[Extracted data entries]
>>>
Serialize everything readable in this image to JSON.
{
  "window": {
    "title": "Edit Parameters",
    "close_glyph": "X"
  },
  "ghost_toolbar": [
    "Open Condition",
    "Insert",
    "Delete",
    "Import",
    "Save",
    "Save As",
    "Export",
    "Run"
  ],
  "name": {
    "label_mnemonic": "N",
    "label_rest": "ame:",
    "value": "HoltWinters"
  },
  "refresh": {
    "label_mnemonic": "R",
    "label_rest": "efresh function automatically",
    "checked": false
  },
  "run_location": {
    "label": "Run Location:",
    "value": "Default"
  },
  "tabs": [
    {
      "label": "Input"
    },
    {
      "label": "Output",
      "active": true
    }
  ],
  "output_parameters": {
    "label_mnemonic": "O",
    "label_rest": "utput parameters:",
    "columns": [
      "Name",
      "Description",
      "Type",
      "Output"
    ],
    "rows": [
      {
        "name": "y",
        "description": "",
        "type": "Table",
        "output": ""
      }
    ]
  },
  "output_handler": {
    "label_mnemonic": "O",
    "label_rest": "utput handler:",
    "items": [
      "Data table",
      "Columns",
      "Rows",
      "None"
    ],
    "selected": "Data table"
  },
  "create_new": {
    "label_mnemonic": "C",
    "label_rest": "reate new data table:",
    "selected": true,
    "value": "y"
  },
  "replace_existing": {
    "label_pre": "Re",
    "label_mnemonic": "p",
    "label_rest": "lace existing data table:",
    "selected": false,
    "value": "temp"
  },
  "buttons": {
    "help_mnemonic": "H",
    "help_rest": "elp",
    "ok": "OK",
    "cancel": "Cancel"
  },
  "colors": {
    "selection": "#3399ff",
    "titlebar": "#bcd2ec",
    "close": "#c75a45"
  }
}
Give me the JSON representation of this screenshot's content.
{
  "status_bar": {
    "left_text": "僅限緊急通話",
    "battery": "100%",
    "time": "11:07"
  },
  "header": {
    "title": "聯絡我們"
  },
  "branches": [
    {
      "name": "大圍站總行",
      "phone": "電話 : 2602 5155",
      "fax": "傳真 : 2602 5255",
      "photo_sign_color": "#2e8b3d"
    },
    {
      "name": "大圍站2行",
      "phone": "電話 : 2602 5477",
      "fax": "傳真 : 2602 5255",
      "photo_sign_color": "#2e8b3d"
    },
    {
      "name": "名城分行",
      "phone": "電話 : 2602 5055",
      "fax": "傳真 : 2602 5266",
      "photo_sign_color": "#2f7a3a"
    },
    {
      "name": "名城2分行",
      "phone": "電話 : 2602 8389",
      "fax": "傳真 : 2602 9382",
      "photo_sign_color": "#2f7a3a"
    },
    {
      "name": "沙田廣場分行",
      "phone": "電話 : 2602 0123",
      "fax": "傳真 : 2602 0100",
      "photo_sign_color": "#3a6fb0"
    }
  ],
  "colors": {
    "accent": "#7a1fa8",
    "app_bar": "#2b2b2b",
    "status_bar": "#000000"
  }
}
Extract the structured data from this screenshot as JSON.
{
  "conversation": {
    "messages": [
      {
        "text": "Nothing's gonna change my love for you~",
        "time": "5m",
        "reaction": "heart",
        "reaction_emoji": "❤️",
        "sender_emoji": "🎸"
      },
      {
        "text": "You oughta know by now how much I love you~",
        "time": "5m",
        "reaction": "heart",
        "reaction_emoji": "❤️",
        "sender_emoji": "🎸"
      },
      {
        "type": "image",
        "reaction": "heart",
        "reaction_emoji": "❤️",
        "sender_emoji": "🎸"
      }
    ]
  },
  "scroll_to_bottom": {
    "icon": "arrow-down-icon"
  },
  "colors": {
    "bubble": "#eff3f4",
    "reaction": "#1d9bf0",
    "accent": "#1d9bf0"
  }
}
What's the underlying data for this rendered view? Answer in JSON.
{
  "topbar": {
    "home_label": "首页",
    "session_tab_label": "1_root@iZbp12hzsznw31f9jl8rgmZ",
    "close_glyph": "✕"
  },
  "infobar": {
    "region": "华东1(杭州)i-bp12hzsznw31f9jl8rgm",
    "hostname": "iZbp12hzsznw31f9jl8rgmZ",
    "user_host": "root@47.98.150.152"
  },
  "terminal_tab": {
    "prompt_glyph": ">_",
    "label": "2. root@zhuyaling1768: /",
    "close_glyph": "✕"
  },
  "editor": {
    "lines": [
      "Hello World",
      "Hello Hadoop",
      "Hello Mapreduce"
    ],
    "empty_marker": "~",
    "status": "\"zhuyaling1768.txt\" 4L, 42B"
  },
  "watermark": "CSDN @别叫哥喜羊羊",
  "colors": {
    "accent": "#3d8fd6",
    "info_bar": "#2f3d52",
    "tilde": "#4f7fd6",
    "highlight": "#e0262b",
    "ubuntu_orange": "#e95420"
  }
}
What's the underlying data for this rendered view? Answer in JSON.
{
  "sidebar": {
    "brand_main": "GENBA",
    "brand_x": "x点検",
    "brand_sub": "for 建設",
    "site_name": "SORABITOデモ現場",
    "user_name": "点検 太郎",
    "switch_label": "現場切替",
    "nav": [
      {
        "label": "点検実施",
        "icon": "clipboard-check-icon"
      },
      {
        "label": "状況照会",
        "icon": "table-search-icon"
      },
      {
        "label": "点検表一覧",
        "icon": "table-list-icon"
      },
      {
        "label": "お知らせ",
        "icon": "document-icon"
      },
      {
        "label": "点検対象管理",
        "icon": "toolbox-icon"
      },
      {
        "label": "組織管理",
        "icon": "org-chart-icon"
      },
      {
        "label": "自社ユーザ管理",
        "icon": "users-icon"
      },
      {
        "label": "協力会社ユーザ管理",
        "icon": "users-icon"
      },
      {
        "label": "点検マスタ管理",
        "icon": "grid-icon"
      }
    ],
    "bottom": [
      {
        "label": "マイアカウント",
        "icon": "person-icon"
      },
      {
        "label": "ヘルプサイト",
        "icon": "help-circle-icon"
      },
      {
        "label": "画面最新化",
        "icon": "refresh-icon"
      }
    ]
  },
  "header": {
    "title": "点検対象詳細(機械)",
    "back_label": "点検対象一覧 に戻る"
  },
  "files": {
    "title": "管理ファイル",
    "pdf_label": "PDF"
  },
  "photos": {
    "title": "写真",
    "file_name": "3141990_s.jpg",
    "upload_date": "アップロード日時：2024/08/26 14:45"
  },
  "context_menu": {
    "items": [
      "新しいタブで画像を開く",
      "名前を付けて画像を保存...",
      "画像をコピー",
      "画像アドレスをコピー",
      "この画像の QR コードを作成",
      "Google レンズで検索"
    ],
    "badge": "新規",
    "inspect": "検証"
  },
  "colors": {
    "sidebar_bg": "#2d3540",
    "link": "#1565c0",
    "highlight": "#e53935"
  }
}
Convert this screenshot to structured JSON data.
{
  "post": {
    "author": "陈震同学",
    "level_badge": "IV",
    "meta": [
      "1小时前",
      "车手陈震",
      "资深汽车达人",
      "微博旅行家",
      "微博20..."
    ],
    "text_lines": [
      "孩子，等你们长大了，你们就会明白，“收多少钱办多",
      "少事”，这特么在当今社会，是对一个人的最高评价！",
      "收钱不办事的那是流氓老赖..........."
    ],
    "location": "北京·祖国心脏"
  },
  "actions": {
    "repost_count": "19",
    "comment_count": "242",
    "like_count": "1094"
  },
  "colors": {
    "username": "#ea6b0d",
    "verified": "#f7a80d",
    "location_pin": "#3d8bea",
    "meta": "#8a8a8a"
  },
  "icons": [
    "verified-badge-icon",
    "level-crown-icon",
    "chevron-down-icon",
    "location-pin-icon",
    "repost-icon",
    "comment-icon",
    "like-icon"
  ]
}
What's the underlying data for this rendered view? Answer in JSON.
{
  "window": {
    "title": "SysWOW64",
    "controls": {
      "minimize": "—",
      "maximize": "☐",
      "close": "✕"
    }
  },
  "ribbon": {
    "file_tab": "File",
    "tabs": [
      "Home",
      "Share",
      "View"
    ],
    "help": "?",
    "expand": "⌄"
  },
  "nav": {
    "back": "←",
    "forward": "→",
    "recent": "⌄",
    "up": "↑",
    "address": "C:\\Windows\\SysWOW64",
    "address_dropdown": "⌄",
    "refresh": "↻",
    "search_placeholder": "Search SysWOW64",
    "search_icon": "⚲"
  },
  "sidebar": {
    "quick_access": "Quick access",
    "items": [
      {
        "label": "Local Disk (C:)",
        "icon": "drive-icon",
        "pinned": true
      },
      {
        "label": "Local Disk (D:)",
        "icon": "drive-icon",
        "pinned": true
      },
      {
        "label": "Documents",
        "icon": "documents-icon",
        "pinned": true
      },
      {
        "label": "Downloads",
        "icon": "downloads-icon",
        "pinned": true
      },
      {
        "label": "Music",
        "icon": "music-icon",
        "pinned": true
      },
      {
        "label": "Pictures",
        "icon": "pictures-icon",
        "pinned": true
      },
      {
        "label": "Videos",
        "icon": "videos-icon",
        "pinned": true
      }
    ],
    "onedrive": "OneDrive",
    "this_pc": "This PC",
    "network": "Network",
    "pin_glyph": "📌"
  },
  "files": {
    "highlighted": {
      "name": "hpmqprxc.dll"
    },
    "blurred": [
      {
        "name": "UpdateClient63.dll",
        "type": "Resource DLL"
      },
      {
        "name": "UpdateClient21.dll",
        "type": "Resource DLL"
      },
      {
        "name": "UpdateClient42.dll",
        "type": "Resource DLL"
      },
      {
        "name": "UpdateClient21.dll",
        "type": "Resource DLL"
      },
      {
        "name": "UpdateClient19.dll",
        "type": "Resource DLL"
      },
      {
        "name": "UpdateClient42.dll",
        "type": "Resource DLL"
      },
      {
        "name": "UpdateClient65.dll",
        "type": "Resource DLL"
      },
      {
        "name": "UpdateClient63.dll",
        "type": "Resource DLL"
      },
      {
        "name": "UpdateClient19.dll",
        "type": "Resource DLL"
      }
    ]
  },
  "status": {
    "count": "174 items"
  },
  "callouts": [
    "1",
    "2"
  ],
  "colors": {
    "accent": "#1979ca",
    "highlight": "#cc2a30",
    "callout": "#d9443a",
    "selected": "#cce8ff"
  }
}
<<<
Short task → For the listing above, identify each line bearing "image".

Answer to the exercise →
Serialize everything readable in this image to JSON.
        "type": "image",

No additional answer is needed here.